O termo “dukkha”, quase intraduzível, significa “sofrimento”, incluindo aí as noções mais profundas da impermanência e da imperfeição. Nada sendo permanente, durável, toda mudança intervirá cedo ou tarde e, quando ela chegar, com certeza haverá sofrimento se for ignorada a lei da impermanência. Logo, é preciso ser consciente de que tudo está constantemente em mudança. Se alguém pensa que pode congelar a coisas para sempre, enfrentará sofrimentos importantes. Por exemplo, um sentimento alegre, uma felicidade, uma paixão, não são permanentes nem eternos. Quando a mudança intervier haverá dor, aflição. Isto parece fácil de compreender; é o mesmo quando nomeamos uma pessoa, indivíduo, um eu. É somente uma combinação de forças, de energias físicas e mentais elas mesmas em perpétua mudança. Logo isso também será dukkha. Ocorre o mesmo com nossas sensações e percepções que sentimos como agradáveis, desagradáveis ou neutras: elas são impermanentes. Dukkha não é nem uma filosofia, nem uma religião, menos ainda uma crença. É uma REALIDADE científica, quer dizer que, a todo o momento, ela é demonstrável e reproduzível. A tal ponto que o Buddha disse: “Vou lhes ensinar a Verdade e o caminho que leva à Verdade“. Ele nos disse que a vida é sofrimento. Então, comecem por observar que vocês não são felizes, que efetivamente vocês vão mal, mal dentro de seus corpos, porque ele envelhece, porque ele degrada, porque ele é mortal.

Observem bem que, dentro de sua psique, isto também não vai bem. Um dia, vocês pensam em qualquer coisa e, no dia seguinte, pensam o contrário. Um dia, vocês dizem a alguém que vocês o amam, no dia seguinte, vocês não podem mais o sentir. Observem bem que o que é verdade num momento, é o erro do outro momento. O caminho para a felicidade é ver que vocês não são felizes ou completamente felizes e que a razão é tudo isso. (E isto não é triste), é que o que é composto será decomposto. Quer vocês gostem ou não, tudo é impermanente; tudo que começou terminará. Observem que isto os deixa tristes, angustiados. Somos tristes porque queremos que isto dure.

O Buddha não disse que as coisas são más, ele disse: “elas são transitórias. Segundo o Buddhismo, a verdade absoluta é que não há nada de absoluto neste mundo, que tudo é relativo, condicionado e impermanente, tudo é dukkha.

A compreensão desta verdade, quer dizer, as coisas tais como são, sem ilusão ou ignorância, é a extinção de dukkha que os guiará ao nirvana.

Então, qual é a origem de dukkha? Encontramos três causas principais responsáveis pelo sofrimento:

1. O Apego : É a sede, o desejo ardente de possuir. É porque sofremos frustrações, sofremos pela falta de amor, que nós desejamos avidamente. Nós nos tornamos escravos de nossos desejos e caímos na paranóia.

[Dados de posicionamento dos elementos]

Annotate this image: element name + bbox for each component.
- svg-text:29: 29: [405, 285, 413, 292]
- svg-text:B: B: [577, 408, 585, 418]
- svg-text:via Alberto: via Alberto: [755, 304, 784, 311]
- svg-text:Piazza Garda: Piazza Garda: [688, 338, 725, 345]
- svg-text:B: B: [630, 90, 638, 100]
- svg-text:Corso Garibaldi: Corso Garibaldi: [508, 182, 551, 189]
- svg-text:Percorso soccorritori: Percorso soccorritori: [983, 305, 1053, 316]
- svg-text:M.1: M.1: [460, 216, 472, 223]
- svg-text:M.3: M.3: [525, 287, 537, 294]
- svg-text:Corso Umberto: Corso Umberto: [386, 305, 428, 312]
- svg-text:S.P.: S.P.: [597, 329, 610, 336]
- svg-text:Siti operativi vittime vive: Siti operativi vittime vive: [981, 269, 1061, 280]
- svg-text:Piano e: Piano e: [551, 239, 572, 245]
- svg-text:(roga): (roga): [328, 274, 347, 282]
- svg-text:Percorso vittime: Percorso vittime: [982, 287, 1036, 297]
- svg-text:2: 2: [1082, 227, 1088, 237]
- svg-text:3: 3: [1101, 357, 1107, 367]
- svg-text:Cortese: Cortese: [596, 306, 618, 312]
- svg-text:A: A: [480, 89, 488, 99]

[Enunciado 1] Liste todas as coisas que, segundo o texto sobre dukkha, dukkha não é.
[Enunciado 2] Prossiga o texto sobre dukkha a partir do ponto em que ele para.

[Resposta 1] Uma filosofia, uma religião e uma crença.

[Resposta 2]
  • O apego aos seres humanos, aos seres viventes (sou apegado a minha esposa, a meu marido, aos meus filhos, ao meu cachorro, etc., no que está implícito o prazer dos sentidos: “Se eu sou apegado a você, é para o meu próprio prazer“.)
  • O apego aos bens: a riqueza, a posse, o ter, o saber, etc…
  • O apego às idéias, aos ideais, às opiniões, às crenças, às concepções, à ideologia, etc… É este apego que mais mata no mundo (“Se você não crê no meu Deus, eu te mato”.)

2. A Aversão

3. A Ignorância : Não é uma falta de saber, mas de conhecimento, em particular de ignorar quem somos nós, do ser que somos, de qual é o sentido da vida.

Trabalhando com as três causas de dukkha, o homem vai reencontrar o ser que existe dentro dele, reencontrar o mais parecido à sua imagem quando ele está dentro do ser, dentro daquele que não há diferença entre ele e o outro. Ele alcançará, assim, esta união do céu e da terra e o despertar do homem-Deus interior. “O desapego puro está acima de todas as coisas“, nos disse o Mestre Eckhart.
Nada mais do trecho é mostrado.